[Dataset rows about figures]
....................

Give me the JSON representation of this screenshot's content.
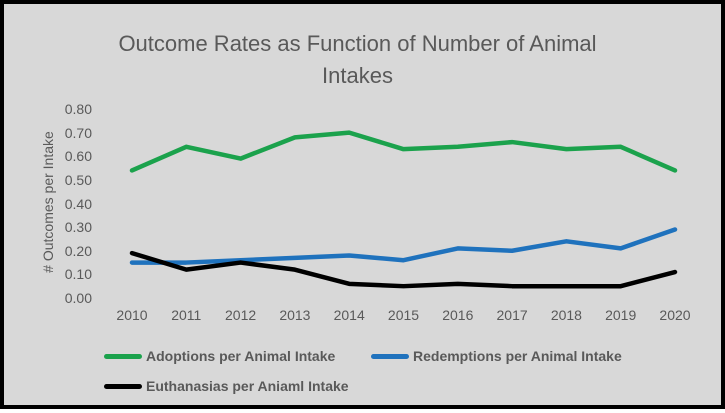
{
  "frame": {
    "background_color": "#d8d8d8",
    "border_color": "#000000"
  },
  "chart_data": {
    "type": "line",
    "title": "Outcome Rates as Function of Number of Animal Intakes",
    "title_lines": [
      "Outcome Rates as Function of Number of Animal",
      "Intakes"
    ],
    "ylabel": "# Outcomes per Intake",
    "xlabel": "",
    "x": [
      "2010",
      "2011",
      "2012",
      "2013",
      "2014",
      "2015",
      "2016",
      "2017",
      "2018",
      "2019",
      "2020"
    ],
    "yticks": [
      "0.80",
      "0.70",
      "0.60",
      "0.50",
      "0.40",
      "0.30",
      "0.20",
      "0.10",
      "0.00"
    ],
    "ylim": [
      0,
      0.8
    ],
    "grid": false,
    "axis_lines": false,
    "legend_position": "bottom-left",
    "text_color": "#595959",
    "series": [
      {
        "name": "Adoptions per Animal Intake",
        "color": "#1ba24c",
        "values": [
          0.54,
          0.64,
          0.59,
          0.68,
          0.7,
          0.63,
          0.64,
          0.66,
          0.63,
          0.64,
          0.54
        ]
      },
      {
        "name": "Redemptions per Animal Intake",
        "color": "#1f72bd",
        "values": [
          0.15,
          0.15,
          0.16,
          0.17,
          0.18,
          0.16,
          0.21,
          0.2,
          0.24,
          0.21,
          0.29
        ]
      },
      {
        "name": "Euthanasias per Aniaml Intake",
        "color": "#000000",
        "values": [
          0.19,
          0.12,
          0.15,
          0.12,
          0.06,
          0.05,
          0.06,
          0.05,
          0.05,
          0.05,
          0.11
        ]
      }
    ]
  }
}
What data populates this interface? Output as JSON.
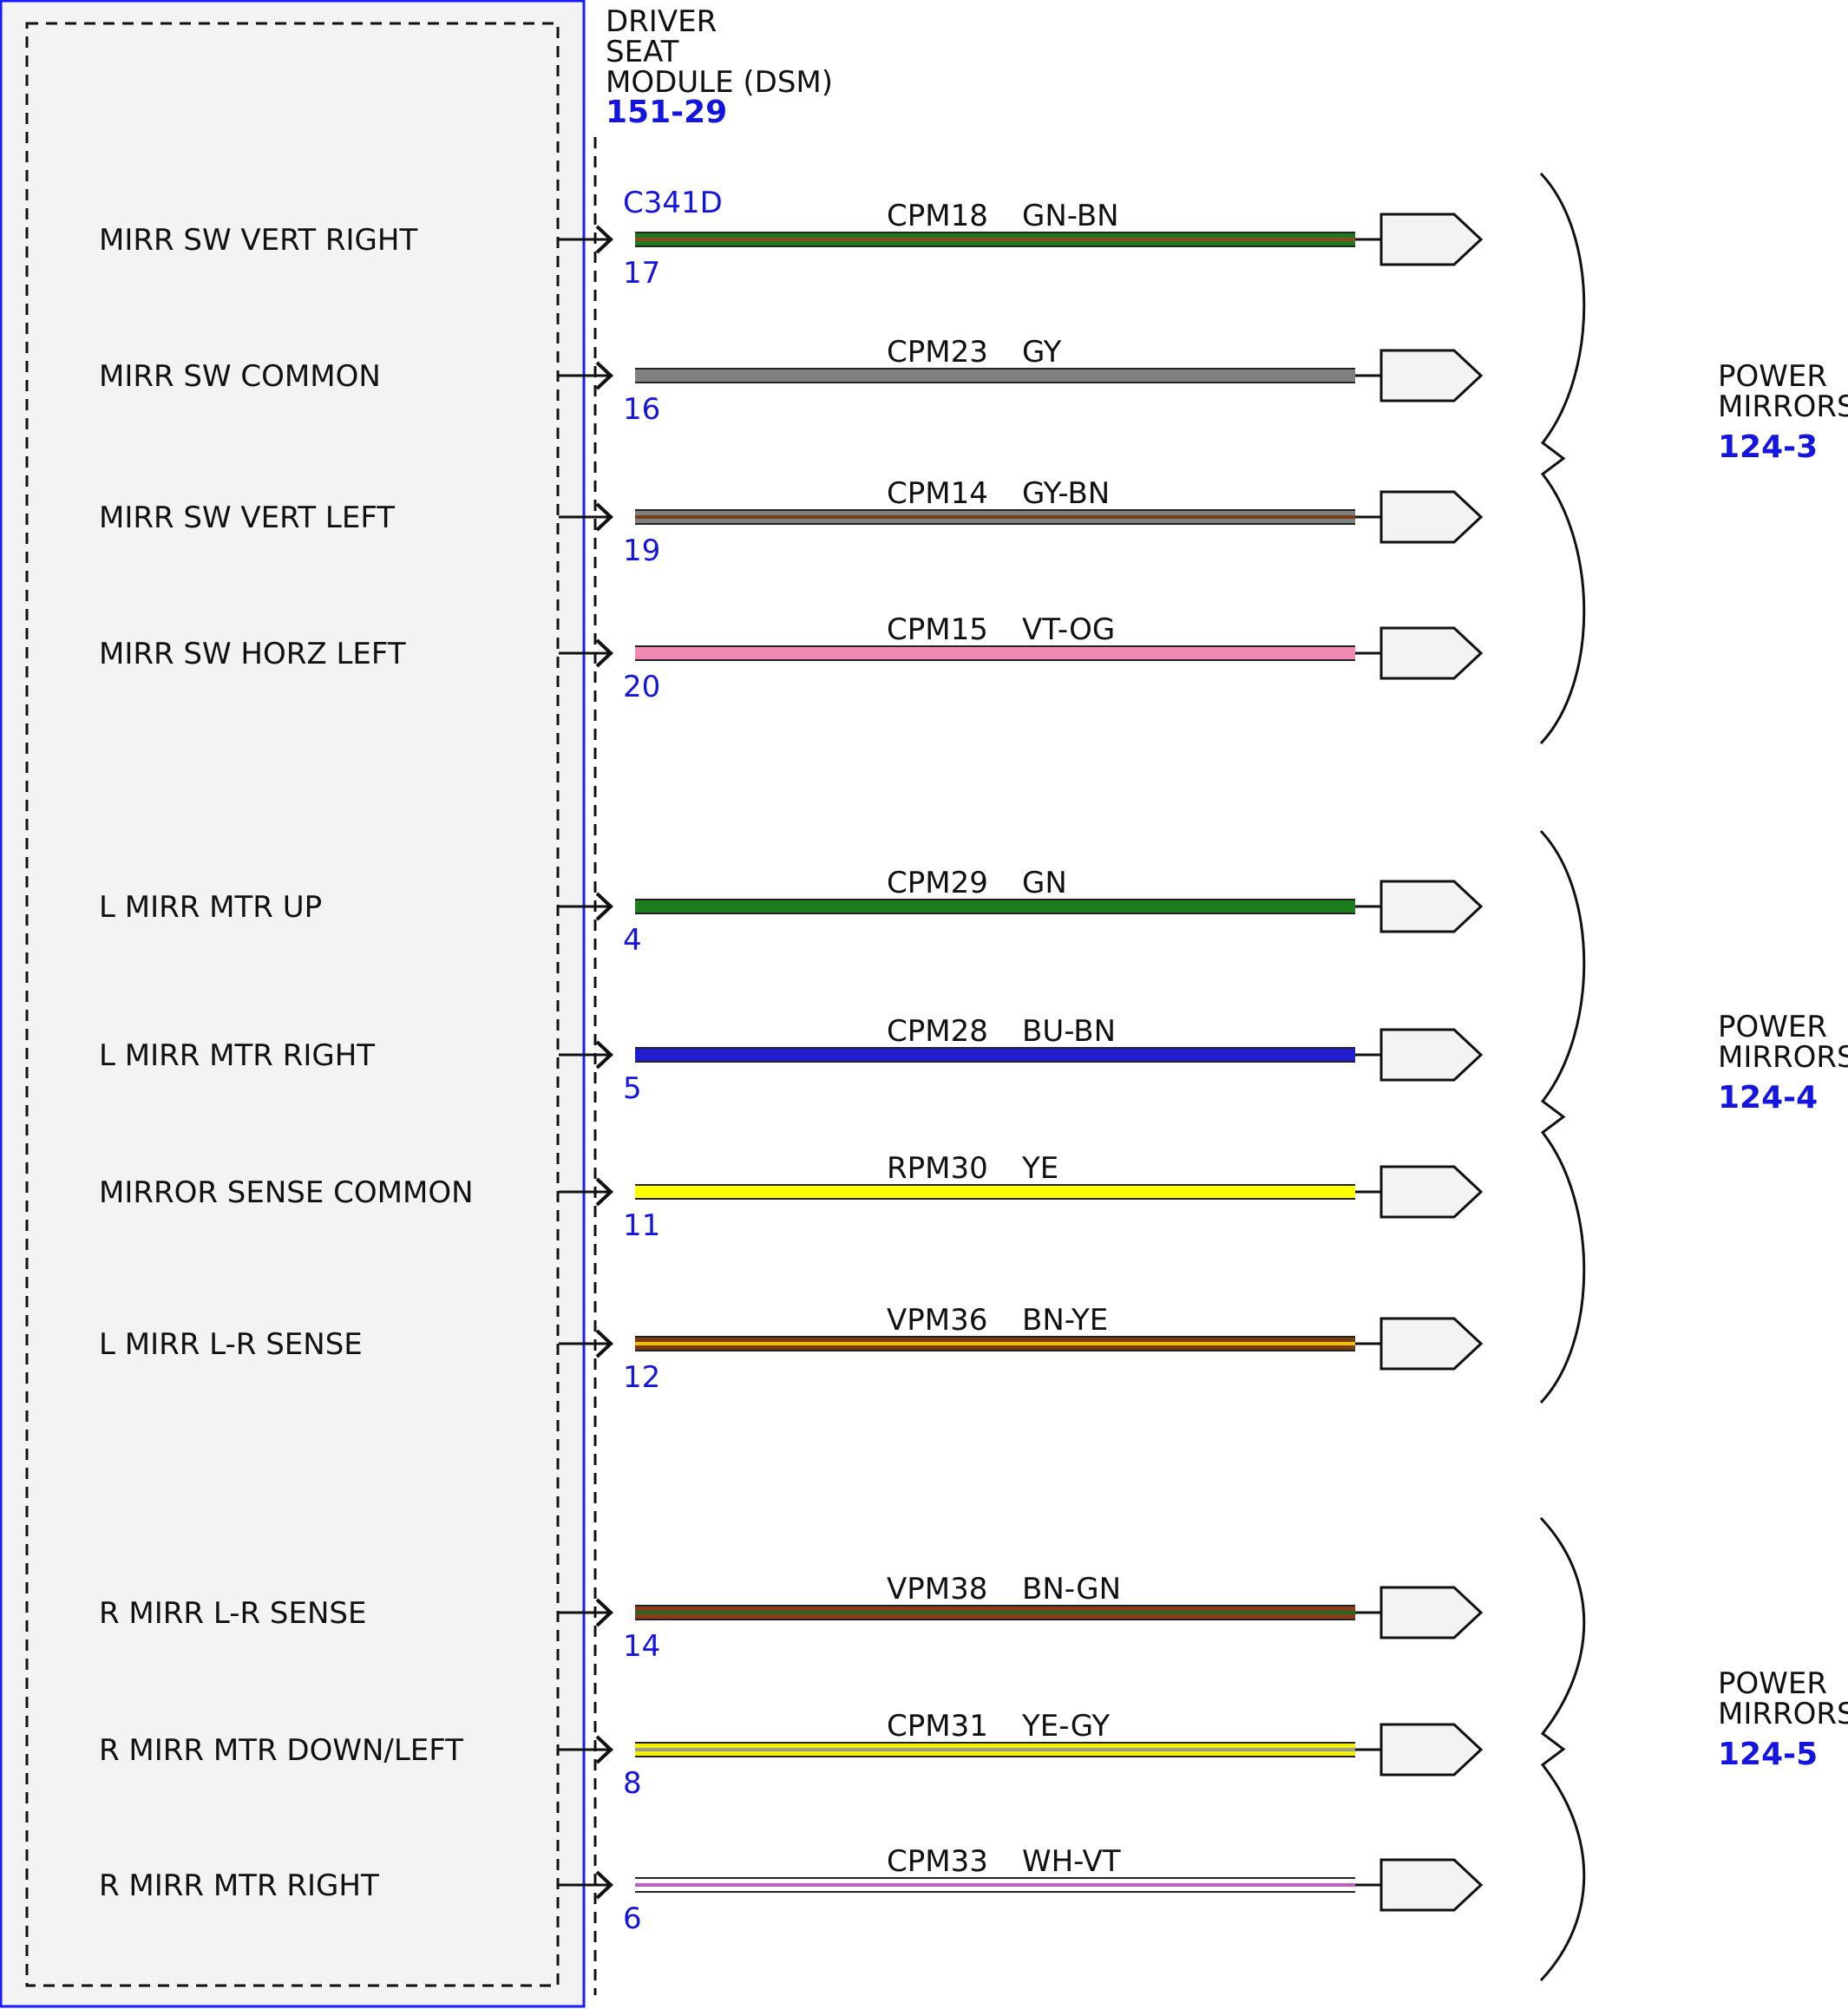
{
  "module": {
    "name_lines": [
      "DRIVER",
      "SEAT",
      "MODULE (DSM)"
    ],
    "ref": "151-29",
    "connector": "C341D"
  },
  "colors": {
    "module_fill": "#f3f3f3",
    "module_border": "#1a1aff",
    "pin_text": "#1515e0",
    "GN-BN": [
      "#1f7a1f",
      "#8a4a1e"
    ],
    "GY": [
      "#808080",
      "#808080"
    ],
    "GY-BN": [
      "#808080",
      "#7a3f1a"
    ],
    "VT-OG": [
      "#f08ab4",
      "#f08ab4"
    ],
    "GN": [
      "#1b7d1b",
      "#1b7d1b"
    ],
    "BU-BN": [
      "#1f1fd0",
      "#1f1fd0"
    ],
    "YE": [
      "#ffff00",
      "#ffff00"
    ],
    "BN-YE": [
      "#7a3a12",
      "#f0c000"
    ],
    "BN-GN": [
      "#8b3a1a",
      "#1f6a1f"
    ],
    "YE-GY": [
      "#f2f200",
      "#9a9a9a"
    ],
    "WH-VT": [
      "#ffffff",
      "#c060c0"
    ]
  },
  "circuits": [
    {
      "label": "MIRR SW VERT RIGHT",
      "pin": "17",
      "circuit": "CPM18",
      "color": "GN-BN"
    },
    {
      "label": "MIRR SW COMMON",
      "pin": "16",
      "circuit": "CPM23",
      "color": "GY"
    },
    {
      "label": "MIRR SW VERT LEFT",
      "pin": "19",
      "circuit": "CPM14",
      "color": "GY-BN"
    },
    {
      "label": "MIRR SW HORZ LEFT",
      "pin": "20",
      "circuit": "CPM15",
      "color": "VT-OG"
    },
    {
      "label": "L MIRR MTR UP",
      "pin": "4",
      "circuit": "CPM29",
      "color": "GN"
    },
    {
      "label": "L MIRR MTR RIGHT",
      "pin": "5",
      "circuit": "CPM28",
      "color": "BU-BN"
    },
    {
      "label": "MIRROR SENSE COMMON",
      "pin": "11",
      "circuit": "RPM30",
      "color": "YE"
    },
    {
      "label": "L MIRR L-R SENSE",
      "pin": "12",
      "circuit": "VPM36",
      "color": "BN-YE"
    },
    {
      "label": "R MIRR L-R SENSE",
      "pin": "14",
      "circuit": "VPM38",
      "color": "BN-GN"
    },
    {
      "label": "R MIRR MTR DOWN/LEFT",
      "pin": "8",
      "circuit": "CPM31",
      "color": "YE-GY"
    },
    {
      "label": "R MIRR MTR RIGHT",
      "pin": "6",
      "circuit": "CPM33",
      "color": "WH-VT"
    }
  ],
  "destinations": [
    {
      "name_lines": [
        "POWER",
        "MIRRORS"
      ],
      "ref": "124-3"
    },
    {
      "name_lines": [
        "POWER",
        "MIRRORS"
      ],
      "ref": "124-4"
    },
    {
      "name_lines": [
        "POWER",
        "MIRRORS"
      ],
      "ref": "124-5"
    }
  ]
}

....................

> Your task: Reproduce the material above in full and without alteration, but skip all pictures.

> Finished task:
Give me the JSON representation of this screenshot's content.
{
  "frame": {
    "background_color": "#d8d8d8",
    "border_color": "#000000"
  },
  "chart_data": {
    "type": "line",
    "title": "Outcome Rates as Function of Number of Animal Intakes",
    "title_lines": [
      "Outcome Rates as Function of Number of Animal",
      "Intakes"
    ],
    "ylabel": "# Outcomes per Intake",
    "xlabel": "",
    "x": [
      "2010",
      "2011",
      "2012",
      "2013",
      "2014",
      "2015",
      "2016",
      "2017",
      "2018",
      "2019",
      "2020"
    ],
    "yticks": [
      "0.80",
      "0.70",
      "0.60",
      "0.50",
      "0.40",
      "0.30",
      "0.20",
      "0.10",
      "0.00"
    ],
    "ylim": [
      0,
      0.8
    ],
    "grid": false,
    "axis_lines": false,
    "legend_position": "bottom-left",
    "text_color": "#595959",
    "series": [
      {
        "name": "Adoptions per Animal Intake",
        "color": "#1ba24c",
        "values": [
          0.54,
          0.64,
          0.59,
          0.68,
          0.7,
          0.63,
          0.64,
          0.66,
          0.63,
          0.64,
          0.54
        ]
      },
      {
        "name": "Redemptions per Animal Intake",
        "color": "#1f72bd",
        "values": [
          0.15,
          0.15,
          0.16,
          0.17,
          0.18,
          0.16,
          0.21,
          0.2,
          0.24,
          0.21,
          0.29
        ]
      },
      {
        "name": "Euthanasias per Aniaml Intake",
        "color": "#000000",
        "values": [
          0.19,
          0.12,
          0.15,
          0.12,
          0.06,
          0.05,
          0.06,
          0.05,
          0.05,
          0.05,
          0.11
        ]
      }
    ]
  }
}
What data populates this interface? Output as JSON.
{
  "module": {
    "name_lines": [
      "DRIVER",
      "SEAT",
      "MODULE (DSM)"
    ],
    "ref": "151-29",
    "connector": "C341D"
  },
  "colors": {
    "module_fill": "#f3f3f3",
    "module_border": "#1a1aff",
    "pin_text": "#1515e0",
    "GN-BN": [
      "#1f7a1f",
      "#8a4a1e"
    ],
    "GY": [
      "#808080",
      "#808080"
    ],
    "GY-BN": [
      "#808080",
      "#7a3f1a"
    ],
    "VT-OG": [
      "#f08ab4",
      "#f08ab4"
    ],
    "GN": [
      "#1b7d1b",
      "#1b7d1b"
    ],
    "BU-BN": [
      "#1f1fd0",
      "#1f1fd0"
    ],
    "YE": [
      "#ffff00",
      "#ffff00"
    ],
    "BN-YE": [
      "#7a3a12",
      "#f0c000"
    ],
    "BN-GN": [
      "#8b3a1a",
      "#1f6a1f"
    ],
    "YE-GY": [
      "#f2f200",
      "#9a9a9a"
    ],
    "WH-VT": [
      "#ffffff",
      "#c060c0"
    ]
  },
  "circuits": [
    {
      "label": "MIRR SW VERT RIGHT",
      "pin": "17",
      "circuit": "CPM18",
      "color": "GN-BN"
    },
    {
      "label": "MIRR SW COMMON",
      "pin": "16",
      "circuit": "CPM23",
      "color": "GY"
    },
    {
      "label": "MIRR SW VERT LEFT",
      "pin": "19",
      "circuit": "CPM14",
      "color": "GY-BN"
    },
    {
      "label": "MIRR SW HORZ LEFT",
      "pin": "20",
      "circuit": "CPM15",
      "color": "VT-OG"
    },
    {
      "label": "L MIRR MTR UP",
      "pin": "4",
      "circuit": "CPM29",
      "color": "GN"
    },
    {
      "label": "L MIRR MTR RIGHT",
      "pin": "5",
      "circuit": "CPM28",
      "color": "BU-BN"
    },
    {
      "label": "MIRROR SENSE COMMON",
      "pin": "11",
      "circuit": "RPM30",
      "color": "YE"
    },
    {
      "label": "L MIRR L-R SENSE",
      "pin": "12",
      "circuit": "VPM36",
      "color": "BN-YE"
    },
    {
      "label": "R MIRR L-R SENSE",
      "pin": "14",
      "circuit": "VPM38",
      "color": "BN-GN"
    },
    {
      "label": "R MIRR MTR DOWN/LEFT",
      "pin": "8",
      "circuit": "CPM31",
      "color": "YE-GY"
    },
    {
      "label": "R MIRR MTR RIGHT",
      "pin": "6",
      "circuit": "CPM33",
      "color": "WH-VT"
    }
  ],
  "destinations": [
    {
      "name_lines": [
        "POWER",
        "MIRRORS"
      ],
      "ref": "124-3"
    },
    {
      "name_lines": [
        "POWER",
        "MIRRORS"
      ],
      "ref": "124-4"
    },
    {
      "name_lines": [
        "POWER",
        "MIRRORS"
      ],
      "ref": "124-5"
    }
  ]
}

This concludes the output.